Gather from the listing below each line that includes the word "linear", and copy it.

*** Information shown ***

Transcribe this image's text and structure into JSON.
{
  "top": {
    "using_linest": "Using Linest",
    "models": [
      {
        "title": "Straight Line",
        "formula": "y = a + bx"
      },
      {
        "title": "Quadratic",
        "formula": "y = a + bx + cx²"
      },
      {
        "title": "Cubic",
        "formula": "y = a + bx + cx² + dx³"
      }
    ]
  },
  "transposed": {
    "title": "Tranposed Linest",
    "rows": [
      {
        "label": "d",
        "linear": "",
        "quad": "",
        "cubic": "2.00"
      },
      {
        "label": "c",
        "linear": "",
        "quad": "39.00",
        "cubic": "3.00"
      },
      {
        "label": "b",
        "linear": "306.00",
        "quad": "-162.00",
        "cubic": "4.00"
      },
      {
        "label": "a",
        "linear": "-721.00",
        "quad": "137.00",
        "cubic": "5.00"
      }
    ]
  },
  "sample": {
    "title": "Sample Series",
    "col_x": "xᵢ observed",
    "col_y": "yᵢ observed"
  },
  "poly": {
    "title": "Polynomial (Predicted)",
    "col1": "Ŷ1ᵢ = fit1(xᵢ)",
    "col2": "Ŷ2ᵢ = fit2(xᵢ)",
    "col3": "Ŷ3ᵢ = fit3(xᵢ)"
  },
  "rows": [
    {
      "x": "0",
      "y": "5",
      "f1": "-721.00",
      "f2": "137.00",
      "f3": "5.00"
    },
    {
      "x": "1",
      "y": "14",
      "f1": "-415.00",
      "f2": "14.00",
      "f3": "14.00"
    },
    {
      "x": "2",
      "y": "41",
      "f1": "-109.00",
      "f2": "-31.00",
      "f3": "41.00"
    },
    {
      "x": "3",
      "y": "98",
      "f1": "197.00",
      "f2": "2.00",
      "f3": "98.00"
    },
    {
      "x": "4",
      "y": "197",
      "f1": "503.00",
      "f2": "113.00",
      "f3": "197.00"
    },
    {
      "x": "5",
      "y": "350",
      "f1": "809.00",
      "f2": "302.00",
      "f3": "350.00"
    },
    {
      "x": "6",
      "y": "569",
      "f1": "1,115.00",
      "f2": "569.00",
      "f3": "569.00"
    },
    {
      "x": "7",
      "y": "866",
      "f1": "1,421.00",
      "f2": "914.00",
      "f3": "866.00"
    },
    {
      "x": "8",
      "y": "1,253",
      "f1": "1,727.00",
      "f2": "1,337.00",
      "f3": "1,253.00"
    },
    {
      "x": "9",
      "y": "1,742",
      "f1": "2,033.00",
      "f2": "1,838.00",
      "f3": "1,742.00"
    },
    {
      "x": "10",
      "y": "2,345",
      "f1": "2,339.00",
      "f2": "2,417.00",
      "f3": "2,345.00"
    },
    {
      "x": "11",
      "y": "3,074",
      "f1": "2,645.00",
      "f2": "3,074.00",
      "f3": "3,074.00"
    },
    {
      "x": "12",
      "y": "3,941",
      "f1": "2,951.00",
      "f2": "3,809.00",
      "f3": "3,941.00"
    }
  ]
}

***

**Exercise response:**
        "linear": "",
        "linear": "",
        "linear": "306.00",
        "linear": "-721.00",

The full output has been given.